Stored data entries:
* BEGIN *
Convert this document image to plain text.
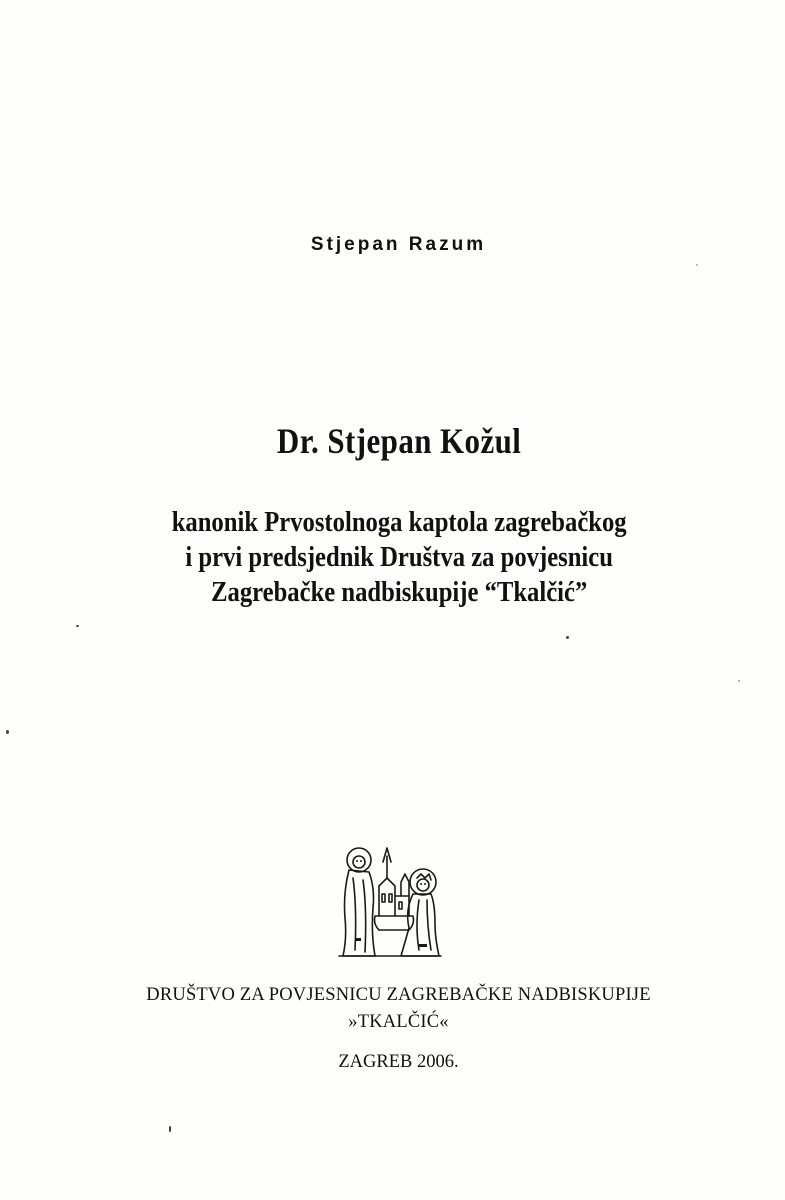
Stjepan Razum
Dr. Stjepan Kožul
kanonik Prvostolnoga kaptola zagrebačkog
i prvi predsjednik Društva za povjesnicu
Zagrebačke nadbiskupije “Tkalčić”
DRUŠTVO ZA POVJESNICU ZAGREBAČKE NADBISKUPIJE
»TKALČIĆ«
ZAGREB 2006.
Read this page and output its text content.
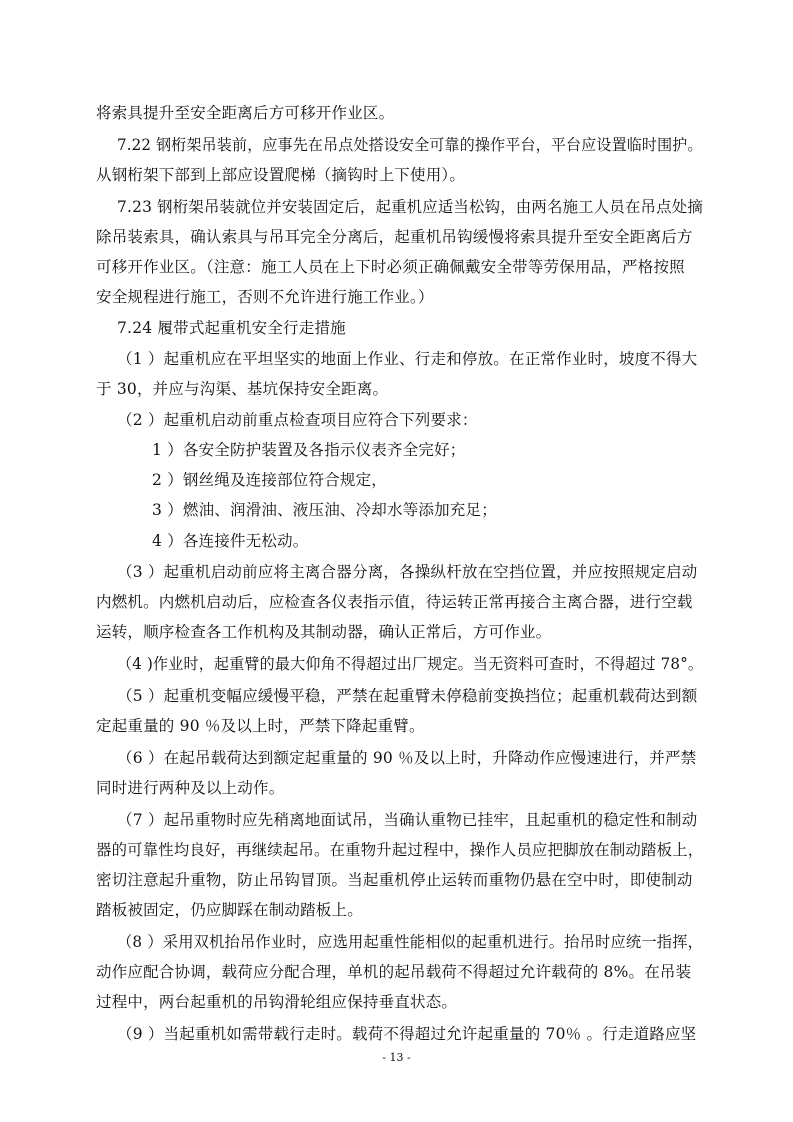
将索具提升至安全距离后方可移开作业区。
7.22 钢桁架吊装前，应事先在吊点处搭设安全可靠的操作平台，平台应设置临时围护。
从钢桁架下部到上部应设置爬梯（摘钩时上下使用）。
7.23 钢桁架吊装就位并安装固定后，起重机应适当松钩，由两名施工人员在吊点处摘
除吊装索具，确认索具与吊耳完全分离后，起重机吊钩缓慢将索具提升至安全距离后方
可移开作业区。（注意：施工人员在上下时必须正确佩戴安全带等劳保用品，严格按照
安全规程进行施工，否则不允许进行施工作业。）
7.24 履带式起重机安全行走措施
（1 ）起重机应在平坦坚实的地面上作业、行走和停放。在正常作业时，坡度不得大
于 30，并应与沟渠、基坑保持安全距离。
（2 ）起重机启动前重点检查项目应符合下列要求：
1 ）各安全防护装置及各指示仪表齐全完好；
2 ）钢丝绳及连接部位符合规定，
3 ）燃油、润滑油、液压油、冷却水等添加充足；
4 ）各连接件无松动。
（3 ）起重机启动前应将主离合器分离，各操纵杆放在空挡位置，并应按照规定启动
内燃机。内燃机启动后，应检查各仪表指示值，待运转正常再接合主离合器，进行空载
运转，顺序检查各工作机构及其制动器，确认正常后，方可作业。
（4 )作业时，起重臂的最大仰角不得超过出厂规定。当无资料可查时，不得超过 78°。
（5 ）起重机变幅应缓慢平稳，严禁在起重臂未停稳前变换挡位；起重机载荷达到额
定起重量的 90 ％及以上时，严禁下降起重臂。
（6 ）在起吊载荷达到额定起重量的 90 ％及以上时，升降动作应慢速进行，并严禁
同时进行两种及以上动作。
（7 ）起吊重物时应先稍离地面试吊，当确认重物已挂牢，且起重机的稳定性和制动
器的可靠性均良好，再继续起吊。在重物升起过程中，操作人员应把脚放在制动踏板上，
密切注意起升重物，防止吊钩冒顶。当起重机停止运转而重物仍悬在空中时，即使制动
踏板被固定，仍应脚踩在制动踏板上。
（8 ）采用双机抬吊作业时，应选用起重性能相似的起重机进行。抬吊时应统一指挥，
动作应配合协调，载荷应分配合理，单机的起吊载荷不得超过允许载荷的 8%。在吊装
过程中，两台起重机的吊钩滑轮组应保持垂直状态。
（9 ）当起重机如需带载行走时。载荷不得超过允许起重量的 70％ 。行走道路应坚
- 13 -
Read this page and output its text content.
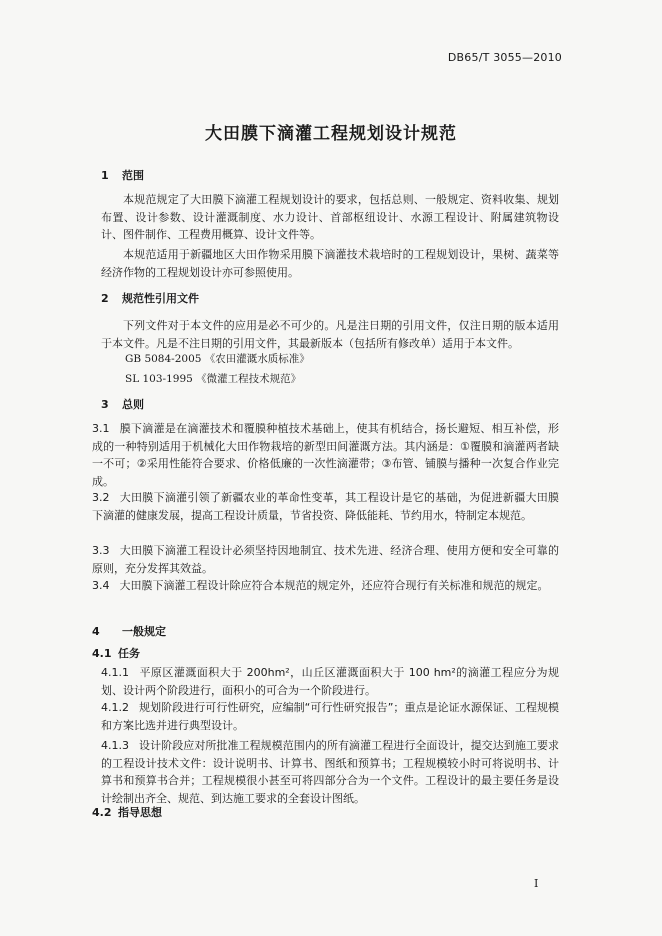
DB65/T 3055—2010
大田膜下滴灌工程规划设计规范
1 范围
本规范规定了大田膜下滴灌工程规划设计的要求，包括总则、一般规定、资料收集、规划布置、设计参数、设计灌溉制度、水力设计、首部枢纽设计、水源工程设计、附属建筑物设计、图件制作、工程费用概算、设计文件等。
本规范适用于新疆地区大田作物采用膜下滴灌技术栽培时的工程规划设计，果树、蔬菜等经济作物的工程规划设计亦可参照使用。
2 规范性引用文件
下列文件对于本文件的应用是必不可少的。凡是注日期的引用文件，仅注日期的版本适用于本文件。凡是不注日期的引用文件，其最新版本（包括所有修改单）适用于本文件。
GB 5084-2005 《农田灌溉水质标准》
SL 103-1995 《微灌工程技术规范》
3 总则
3.1 膜下滴灌是在滴灌技术和覆膜种植技术基础上，使其有机结合，扬长避短、相互补偿，形成的一种特别适用于机械化大田作物栽培的新型田间灌溉方法。其内涵是：①覆膜和滴灌两者缺一不可；②采用性能符合要求、价格低廉的一次性滴灌带；③布管、铺膜与播种一次复合作业完成。
3.2 大田膜下滴灌引领了新疆农业的革命性变革，其工程设计是它的基础，为促进新疆大田膜下滴灌的健康发展，提高工程设计质量，节省投资、降低能耗、节约用水，特制定本规范。
3.3 大田膜下滴灌工程设计必须坚持因地制宜、技术先进、经济合理、使用方便和安全可靠的原则，充分发挥其效益。
3.4 大田膜下滴灌工程设计除应符合本规范的规定外，还应符合现行有关标准和规范的规定。
4 一般规定
4.1 任务
4.1.1 平原区灌溉面积大于 200hm²，山丘区灌溉面积大于 100 hm²的滴灌工程应分为规划、设计两个阶段进行，面积小的可合为一个阶段进行。
4.1.2 规划阶段进行可行性研究，应编制“可行性研究报告”；重点是论证水源保证、工程规模和方案比选并进行典型设计。
4.1.3 设计阶段应对所批准工程规模范围内的所有滴灌工程进行全面设计，提交达到施工要求的工程设计技术文件：设计说明书、计算书、图纸和预算书；工程规模较小时可将说明书、计算书和预算书合并；工程规模很小甚至可将四部分合为一个文件。工程设计的最主要任务是设计绘制出齐全、规范、到达施工要求的全套设计图纸。
4.2 指导思想
I
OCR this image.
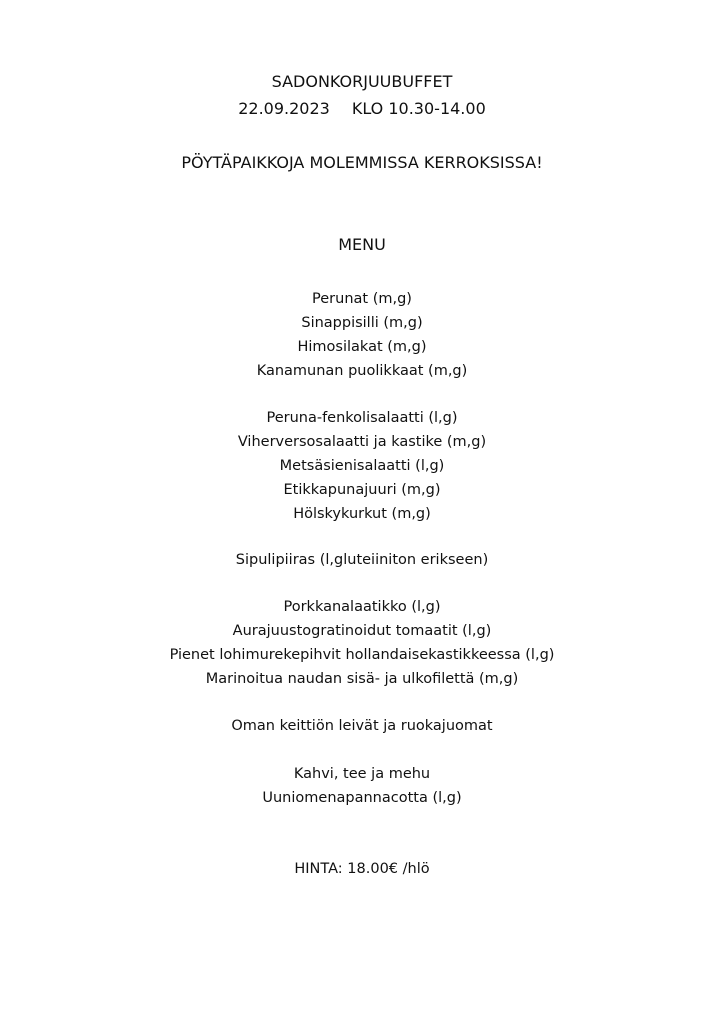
SADONKORJUUBUFFET
22.09.2023 KLO 10.30-14.00
PÖYTÄPAIKKOJA MOLEMMISSA KERROKSISSA!
MENU
Perunat (m,g)
Sinappisilli (m,g)
Himosilakat (m,g)
Kanamunan puolikkaat (m,g)
Peruna-fenkolisalaatti (l,g)
Viherversosalaatti ja kastike (m,g)
Metsäsienisalaatti (l,g)
Etikkapunajuuri (m,g)
Hölskykurkut (m,g)
Sipulipiiras (l,gluteiiniton erikseen)
Porkkanalaatikko (l,g)
Aurajuustogratinoidut tomaatit (l,g)
Pienet lohimurekepihvit hollandaisekastikkeessa (l,g)
Marinoitua naudan sisä- ja ulkofilettä (m,g)
Oman keittiön leivät ja ruokajuomat
Kahvi, tee ja mehu
Uuniomenapannacotta (l,g)
HINTA: 18.00€ /hlö
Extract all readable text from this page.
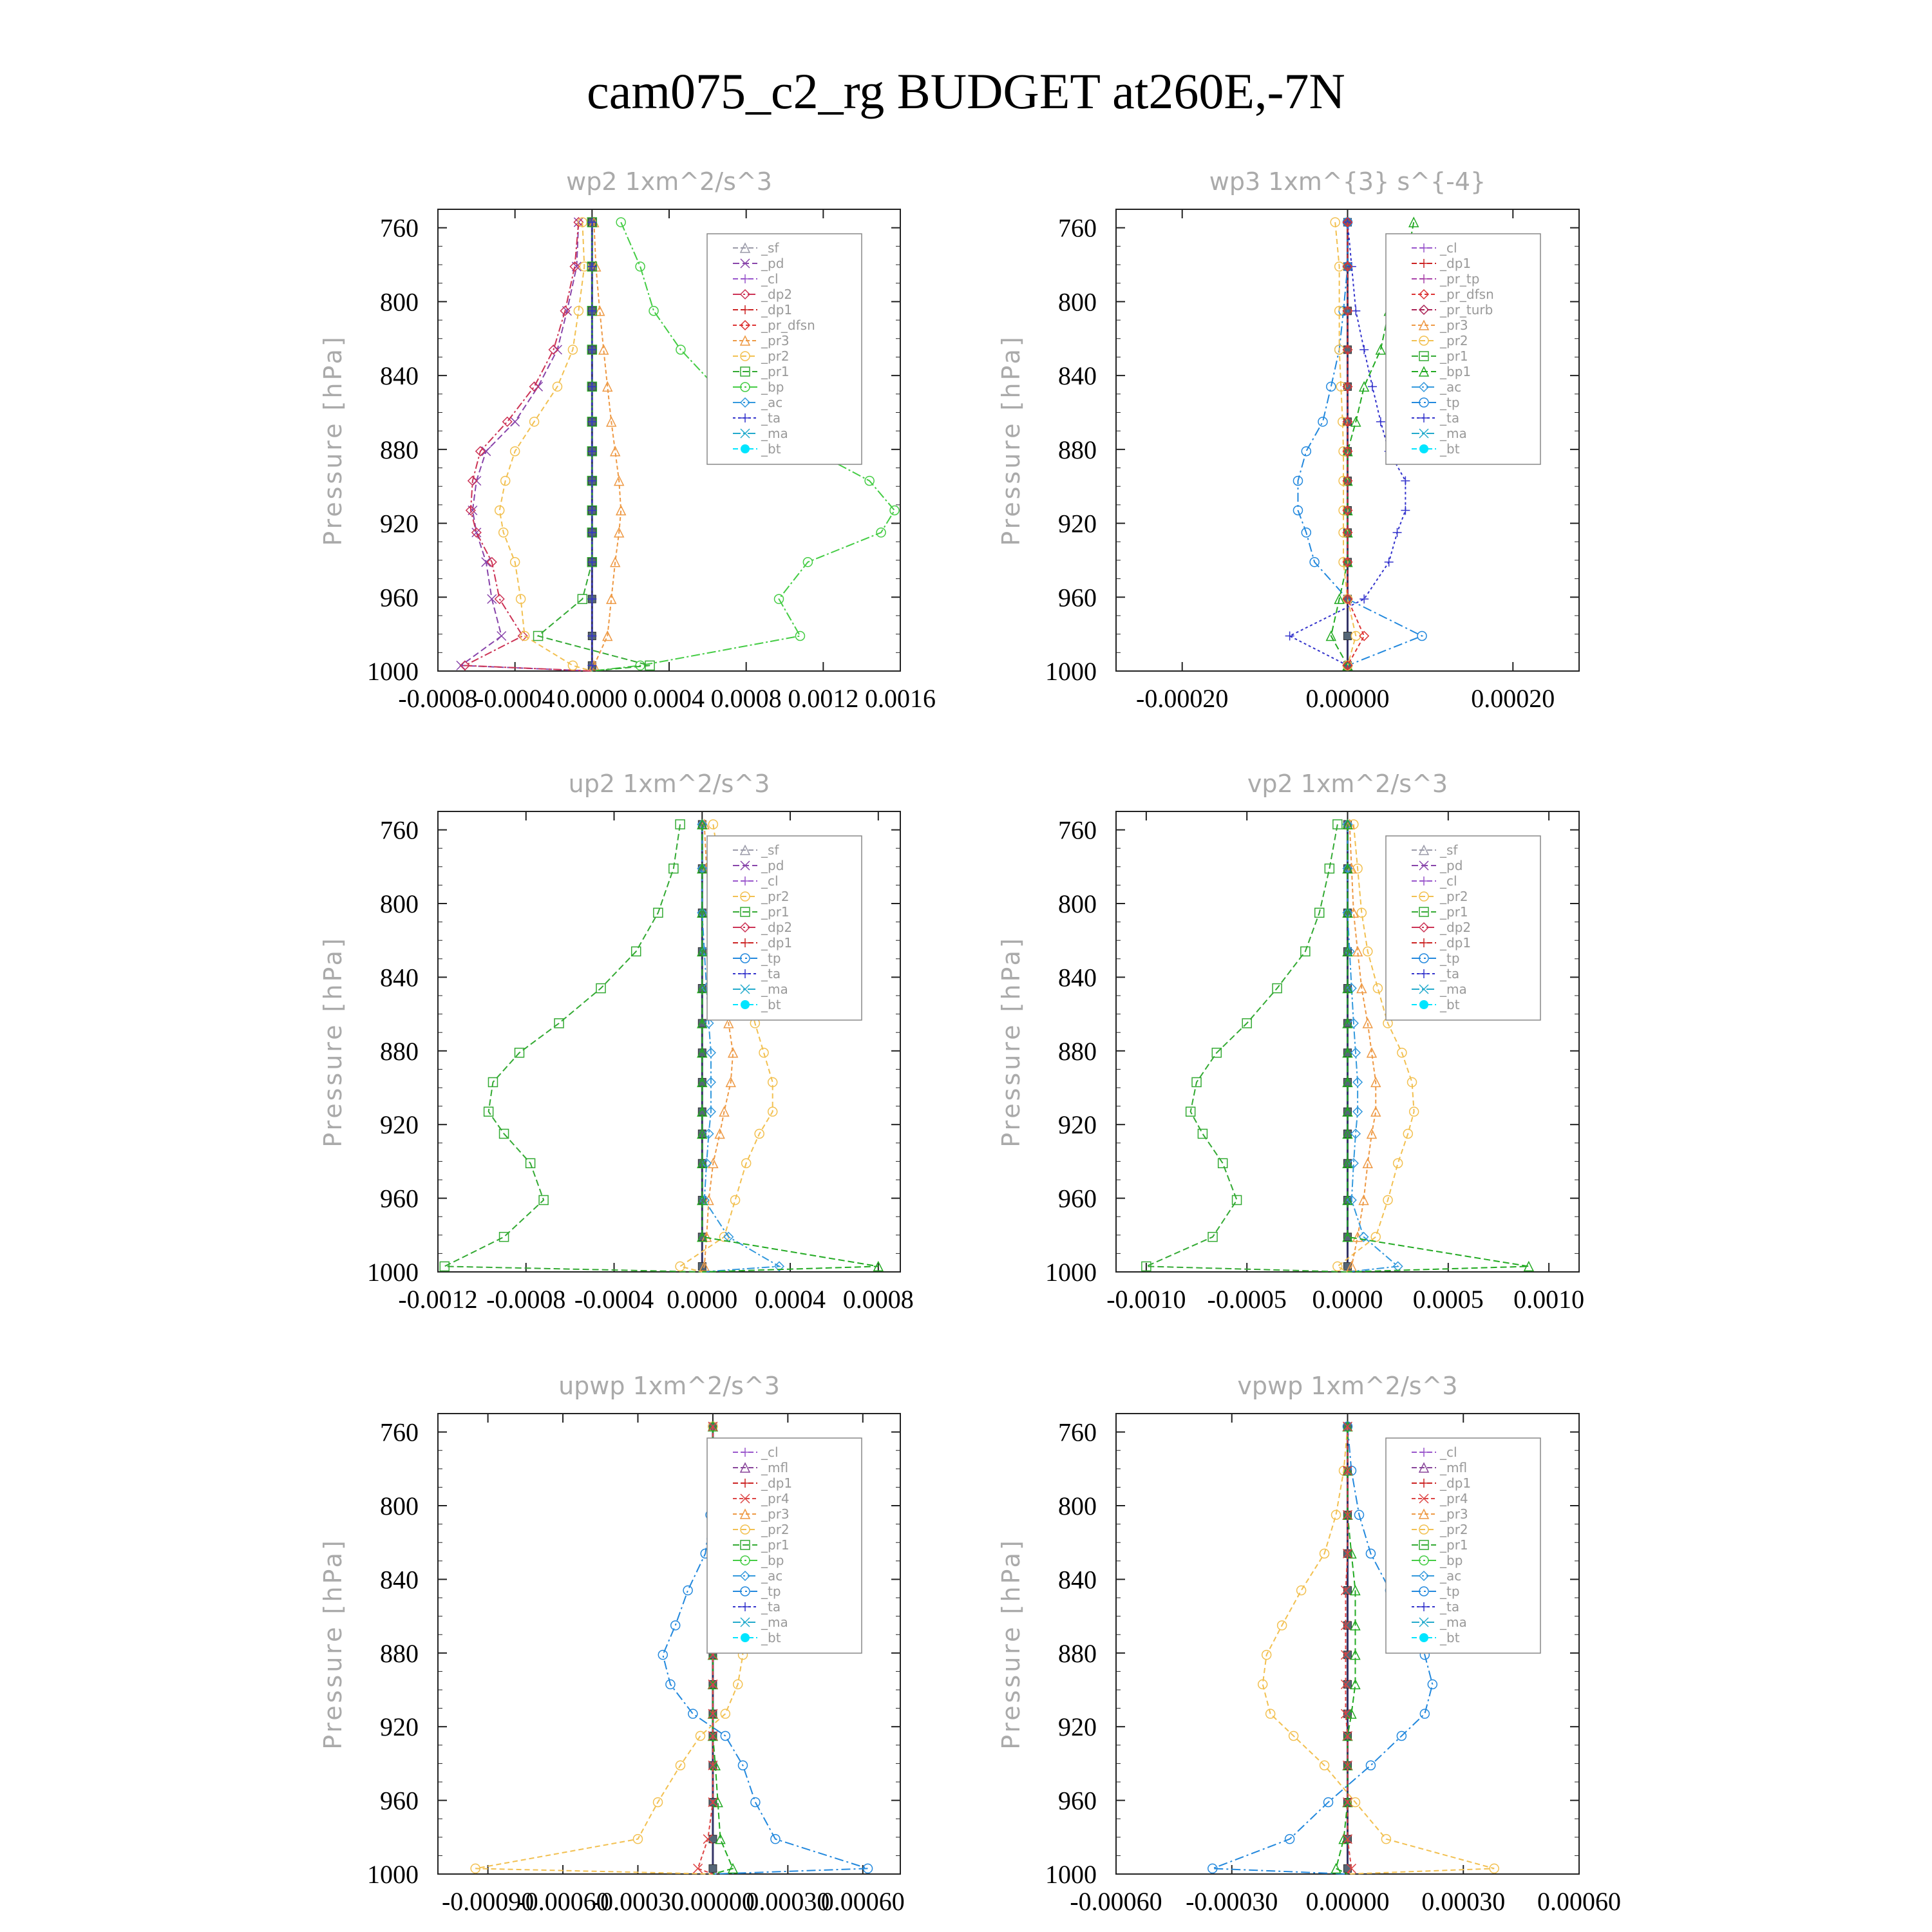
cam075_c2_rg BUDGET at260E,-7N
wp2 1xm^2/s^3
760
800
840
880
920
960
1000
-0.0008
-0.0004 0.0000 0.0004 0.0008 0.0012 0.0016
Pressure [hPa]
_sf
_pd
_cl
_dp2
_dp1
_pr_dfsn
_pr3
_pr2
_pr1
_bp
_ac
_ta
_ma
_bt
wp3 1xm^{3} s^{-4}
760
800
840
880
920
960
1000
-0.00020	0.00000	0.00020
Pressure [hPa]
_cl
_dp1
_pr_tp
_pr_dfsn
_pr_turb
_pr3
_pr2
_pr1
_bp1
_ac
_tp
_ta
_ma
_bt
up2 1xm^2/s^3
760
800
840
880
920
960
1000
-0.0012 -0.0008 -0.0004 0.0000 0.0004 0.0008
Pressure [hPa]
_sf
_pd
_cl
_pr2
_pr1
_dp2
_dp1
_tp
_ta
_ma
_bt
vp2 1xm^2/s^3
760
800
840
880
920
960
1000
-0.0010 -0.0005 0.0000 0.0005 0.0010
Pressure [hPa]
_sf
_pd
_cl
_pr2
_pr1
_dp2
_dp1
_tp
_ta
_ma
_bt
upwp 1xm^2/s^3
760
800
840
880
920
960
1000
-0.00090
-0.00060
-0.00030
0.00000
0.00030
0.00060
Pressure [hPa]
_cl
_mfl
_dp1
_pr4
_pr3
_pr2
_pr1
_bp
_ac
_tp
_ta
_ma
_bt
vpwp 1xm^2/s^3
760
800
840
880
920
960
1000
-0.00060 -0.00030 0.00000 0.00030 0.00060
Pressure [hPa]
_cl
_mfl
_dp1
_pr4
_pr3
_pr2
_pr1
_bp
_ac
_tp
_ta
_ma
_bt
* END *
▶ GIVEN EXERCISE
Output the line containing "Extract all readable text from this page." along with every line after it to the end of the material, exactly as written, but without pictures.

▶ SOLUTION
Extract all readable text from this page.
cam075_c2_rg BUDGET at260E,-7N
wp2 1xm^2/s^3
760
800
840
880
920
960
1000
-0.0008
-0.0004 0.0000 0.0004 0.0008 0.0012 0.0016
Pressure [hPa]
_sf
_pd
_cl
_dp2
_dp1
_pr_dfsn
_pr3
_pr2
_pr1
_bp
_ac
_ta
_ma
_bt
wp3 1xm^{3} s^{-4}
760
800
840
880
920
960
1000
-0.00020	0.00000	0.00020
Pressure [hPa]
_cl
_dp1
_pr_tp
_pr_dfsn
_pr_turb
_pr3
_pr2
_pr1
_bp1
_ac
_tp
_ta
_ma
_bt
up2 1xm^2/s^3
760
800
840
880
920
960
1000
-0.0012 -0.0008 -0.0004 0.0000 0.0004 0.0008
Pressure [hPa]
_sf
_pd
_cl
_pr2
_pr1
_dp2
_dp1
_tp
_ta
_ma
_bt
vp2 1xm^2/s^3
760
800
840
880
920
960
1000
-0.0010 -0.0005 0.0000 0.0005 0.0010
Pressure [hPa]
_sf
_pd
_cl
_pr2
_pr1
_dp2
_dp1
_tp
_ta
_ma
_bt
upwp 1xm^2/s^3
760
800
840
880
920
960
1000
-0.00090
-0.00060
-0.00030
0.00000
0.00030
0.00060
Pressure [hPa]
_cl
_mfl
_dp1
_pr4
_pr3
_pr2
_pr1
_bp
_ac
_tp
_ta
_ma
_bt
vpwp 1xm^2/s^3
760
800
840
880
920
960
1000
-0.00060 -0.00030 0.00000 0.00030 0.00060
Pressure [hPa]
_cl
_mfl
_dp1
_pr4
_pr3
_pr2
_pr1
_bp
_ac
_tp
_ta
_ma
_bt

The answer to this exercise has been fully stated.